§ **Task directions**:
Transcribe the records below exactly, leaving out any pictures.
>> start Data supplied
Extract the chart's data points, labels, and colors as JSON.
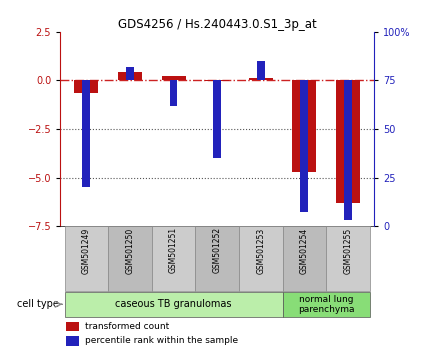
{
  "title": "GDS4256 / Hs.240443.0.S1_3p_at",
  "samples": [
    "GSM501249",
    "GSM501250",
    "GSM501251",
    "GSM501252",
    "GSM501253",
    "GSM501254",
    "GSM501255"
  ],
  "transformed_count": [
    -0.65,
    0.45,
    0.25,
    -0.05,
    0.15,
    -4.7,
    -6.3
  ],
  "percentile_rank": [
    20,
    82,
    62,
    35,
    85,
    7,
    3
  ],
  "ylim_left": [
    -7.5,
    2.5
  ],
  "ylim_right": [
    0,
    100
  ],
  "yticks_left": [
    2.5,
    0.0,
    -2.5,
    -5.0,
    -7.5
  ],
  "yticks_right": [
    100,
    75,
    50,
    25,
    0
  ],
  "ytick_labels_right": [
    "100%",
    "75",
    "50",
    "25",
    "0"
  ],
  "bar_color_red": "#bb1111",
  "bar_color_blue": "#2222bb",
  "hline_color": "#cc2222",
  "dotted_line_color": "#555555",
  "bg_color": "#ffffff",
  "plot_bg": "#ffffff",
  "cell_type_groups": [
    {
      "label": "caseous TB granulomas",
      "start": 0,
      "end": 5,
      "color": "#bbeeaa"
    },
    {
      "label": "normal lung\nparenchyma",
      "start": 5,
      "end": 7,
      "color": "#88dd77"
    }
  ],
  "legend_red_label": "transformed count",
  "legend_blue_label": "percentile rank within the sample",
  "cell_type_label": "cell type",
  "red_bar_width": 0.55,
  "blue_marker_size": 0.18,
  "x_positions": [
    0,
    1,
    2,
    3,
    4,
    5,
    6
  ],
  "n_samples": 7,
  "gray_label_bg": "#cccccc",
  "gray_label_bg2": "#bbbbbb"
}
>> end Data supplied
§ **Written solution**:
Extract the chart's data points, labels, and colors as JSON.
{
  "title": "GDS4256 / Hs.240443.0.S1_3p_at",
  "samples": [
    "GSM501249",
    "GSM501250",
    "GSM501251",
    "GSM501252",
    "GSM501253",
    "GSM501254",
    "GSM501255"
  ],
  "transformed_count": [
    -0.65,
    0.45,
    0.25,
    -0.05,
    0.15,
    -4.7,
    -6.3
  ],
  "percentile_rank": [
    20,
    82,
    62,
    35,
    85,
    7,
    3
  ],
  "ylim_left": [
    -7.5,
    2.5
  ],
  "ylim_right": [
    0,
    100
  ],
  "yticks_left": [
    2.5,
    0.0,
    -2.5,
    -5.0,
    -7.5
  ],
  "yticks_right": [
    100,
    75,
    50,
    25,
    0
  ],
  "ytick_labels_right": [
    "100%",
    "75",
    "50",
    "25",
    "0"
  ],
  "bar_color_red": "#bb1111",
  "bar_color_blue": "#2222bb",
  "hline_color": "#cc2222",
  "dotted_line_color": "#555555",
  "bg_color": "#ffffff",
  "plot_bg": "#ffffff",
  "cell_type_groups": [
    {
      "label": "caseous TB granulomas",
      "start": 0,
      "end": 5,
      "color": "#bbeeaa"
    },
    {
      "label": "normal lung\nparenchyma",
      "start": 5,
      "end": 7,
      "color": "#88dd77"
    }
  ],
  "legend_red_label": "transformed count",
  "legend_blue_label": "percentile rank within the sample",
  "cell_type_label": "cell type",
  "red_bar_width": 0.55,
  "blue_marker_size": 0.18,
  "x_positions": [
    0,
    1,
    2,
    3,
    4,
    5,
    6
  ],
  "n_samples": 7,
  "gray_label_bg": "#cccccc",
  "gray_label_bg2": "#bbbbbb"
}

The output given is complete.